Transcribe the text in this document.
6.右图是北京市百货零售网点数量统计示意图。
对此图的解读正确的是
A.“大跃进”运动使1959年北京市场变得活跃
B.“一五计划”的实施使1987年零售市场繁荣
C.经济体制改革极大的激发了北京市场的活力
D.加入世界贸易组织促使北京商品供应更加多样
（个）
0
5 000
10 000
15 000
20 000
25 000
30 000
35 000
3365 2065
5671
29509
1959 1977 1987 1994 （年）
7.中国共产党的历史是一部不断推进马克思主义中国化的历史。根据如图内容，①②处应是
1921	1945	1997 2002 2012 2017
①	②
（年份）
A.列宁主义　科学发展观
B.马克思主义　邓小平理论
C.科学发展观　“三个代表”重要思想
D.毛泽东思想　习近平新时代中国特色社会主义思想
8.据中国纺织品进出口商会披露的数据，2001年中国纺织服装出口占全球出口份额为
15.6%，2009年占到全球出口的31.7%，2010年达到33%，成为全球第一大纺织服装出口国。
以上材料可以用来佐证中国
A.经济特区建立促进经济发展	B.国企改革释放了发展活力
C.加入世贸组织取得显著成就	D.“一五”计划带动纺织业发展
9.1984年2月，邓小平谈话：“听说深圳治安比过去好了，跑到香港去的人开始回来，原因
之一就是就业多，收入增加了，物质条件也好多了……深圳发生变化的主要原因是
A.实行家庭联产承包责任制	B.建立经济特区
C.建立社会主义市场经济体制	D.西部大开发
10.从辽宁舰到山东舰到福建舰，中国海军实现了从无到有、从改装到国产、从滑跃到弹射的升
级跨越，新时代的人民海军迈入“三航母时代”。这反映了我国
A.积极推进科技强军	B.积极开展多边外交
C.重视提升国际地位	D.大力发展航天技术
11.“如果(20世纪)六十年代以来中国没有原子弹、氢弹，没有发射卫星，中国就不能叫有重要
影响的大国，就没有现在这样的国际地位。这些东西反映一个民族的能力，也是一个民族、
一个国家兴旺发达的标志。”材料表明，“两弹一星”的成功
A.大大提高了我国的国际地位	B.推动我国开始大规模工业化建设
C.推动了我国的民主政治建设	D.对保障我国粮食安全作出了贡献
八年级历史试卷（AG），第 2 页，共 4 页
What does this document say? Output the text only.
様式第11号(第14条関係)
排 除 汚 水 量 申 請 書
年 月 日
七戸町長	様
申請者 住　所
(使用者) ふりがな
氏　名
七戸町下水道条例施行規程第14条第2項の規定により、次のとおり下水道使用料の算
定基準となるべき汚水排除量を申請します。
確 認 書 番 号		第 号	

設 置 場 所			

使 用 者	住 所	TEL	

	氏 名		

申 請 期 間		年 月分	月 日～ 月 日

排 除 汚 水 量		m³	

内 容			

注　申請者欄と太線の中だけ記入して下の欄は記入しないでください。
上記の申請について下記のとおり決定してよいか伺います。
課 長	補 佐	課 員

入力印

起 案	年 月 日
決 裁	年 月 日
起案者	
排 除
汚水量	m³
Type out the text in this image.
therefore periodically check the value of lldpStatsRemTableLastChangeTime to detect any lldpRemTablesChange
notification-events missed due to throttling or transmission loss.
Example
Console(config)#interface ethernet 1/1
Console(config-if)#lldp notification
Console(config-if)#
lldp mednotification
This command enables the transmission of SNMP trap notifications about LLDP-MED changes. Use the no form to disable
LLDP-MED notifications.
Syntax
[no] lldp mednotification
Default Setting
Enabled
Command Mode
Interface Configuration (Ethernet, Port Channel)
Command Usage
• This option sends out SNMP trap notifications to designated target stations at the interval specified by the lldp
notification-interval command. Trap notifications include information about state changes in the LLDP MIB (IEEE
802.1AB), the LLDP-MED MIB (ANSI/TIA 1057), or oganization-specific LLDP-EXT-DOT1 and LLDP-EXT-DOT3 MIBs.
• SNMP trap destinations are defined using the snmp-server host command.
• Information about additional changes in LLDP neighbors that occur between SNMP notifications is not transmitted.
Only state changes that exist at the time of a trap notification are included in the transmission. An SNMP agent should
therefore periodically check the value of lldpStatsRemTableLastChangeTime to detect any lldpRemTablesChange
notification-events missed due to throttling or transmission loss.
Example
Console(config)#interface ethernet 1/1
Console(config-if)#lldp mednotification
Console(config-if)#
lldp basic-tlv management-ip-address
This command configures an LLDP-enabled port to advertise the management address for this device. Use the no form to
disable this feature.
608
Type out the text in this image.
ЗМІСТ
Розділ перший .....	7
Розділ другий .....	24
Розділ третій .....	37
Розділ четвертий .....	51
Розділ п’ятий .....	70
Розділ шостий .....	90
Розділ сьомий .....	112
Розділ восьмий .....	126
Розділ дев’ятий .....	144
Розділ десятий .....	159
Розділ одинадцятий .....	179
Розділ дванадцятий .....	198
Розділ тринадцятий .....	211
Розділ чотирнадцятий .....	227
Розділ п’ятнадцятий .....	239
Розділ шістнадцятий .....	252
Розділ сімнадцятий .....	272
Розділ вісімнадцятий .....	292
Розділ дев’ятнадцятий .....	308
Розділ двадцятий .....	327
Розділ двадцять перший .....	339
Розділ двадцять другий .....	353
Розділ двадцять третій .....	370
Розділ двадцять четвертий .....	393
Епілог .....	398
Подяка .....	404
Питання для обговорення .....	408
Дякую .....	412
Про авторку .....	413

Required task = Return all lines of the material above in which the word "changes" occurs.

Reply to the task =
This command enables the transmission of SNMP trap notifications about LLDP-MED changes. Use the no form to disable
notification-interval command. Trap notifications include information about state changes in the LLDP MIB (IEEE
• Information about additional changes in LLDP neighbors that occur between SNMP notifications is not transmitted.
Only state changes that exist at the time of a trap notification are included in the transmission. An SNMP agent should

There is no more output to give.